<<<<
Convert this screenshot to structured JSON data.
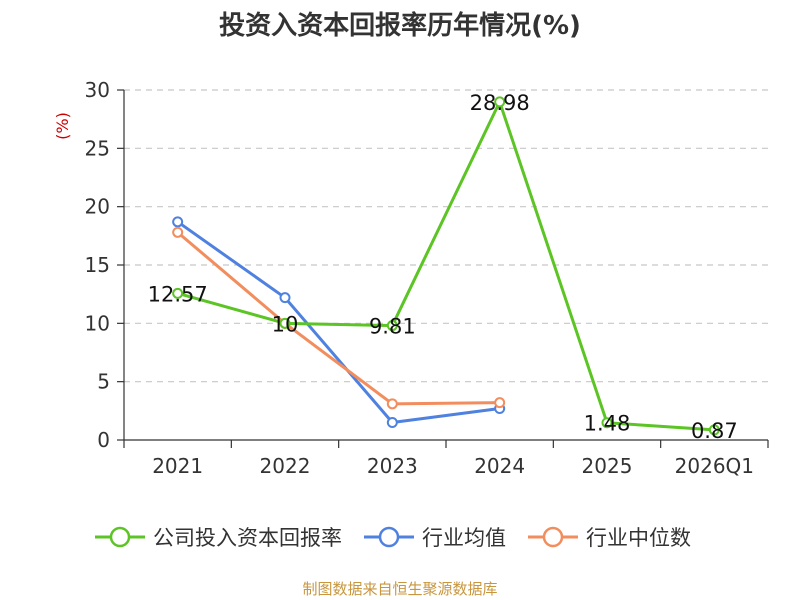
{
  "chart_data": {
    "type": "line",
    "title": "投资入资本回报率历年情况(%)",
    "ylabel": "(%)",
    "xlabel": "",
    "categories": [
      "2021",
      "2022",
      "2023",
      "2024",
      "2025",
      "2026Q1"
    ],
    "ylim": [
      0,
      30
    ],
    "yticks": [
      0,
      5,
      10,
      15,
      20,
      25,
      30
    ],
    "grid": true,
    "legend_position": "bottom",
    "series": [
      {
        "name": "公司投入资本回报率",
        "color": "#5cc424",
        "values": [
          12.57,
          10,
          9.81,
          28.98,
          1.48,
          0.87
        ],
        "data_labels": [
          "12.57",
          "10",
          "9.81",
          "28.98",
          "1.48",
          "0.87"
        ]
      },
      {
        "name": "行业均值",
        "color": "#4f81e0",
        "values": [
          18.7,
          12.2,
          1.5,
          2.7,
          null,
          null
        ]
      },
      {
        "name": "行业中位数",
        "color": "#f28d5e",
        "values": [
          17.8,
          10.0,
          3.1,
          3.2,
          null,
          null
        ]
      }
    ]
  },
  "source": "制图数据来自恒生聚源数据库"
}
>>>>
Do this
For the listing above, give the number of lines in which the string "name" occurs, and nothing else.

Worked answer
3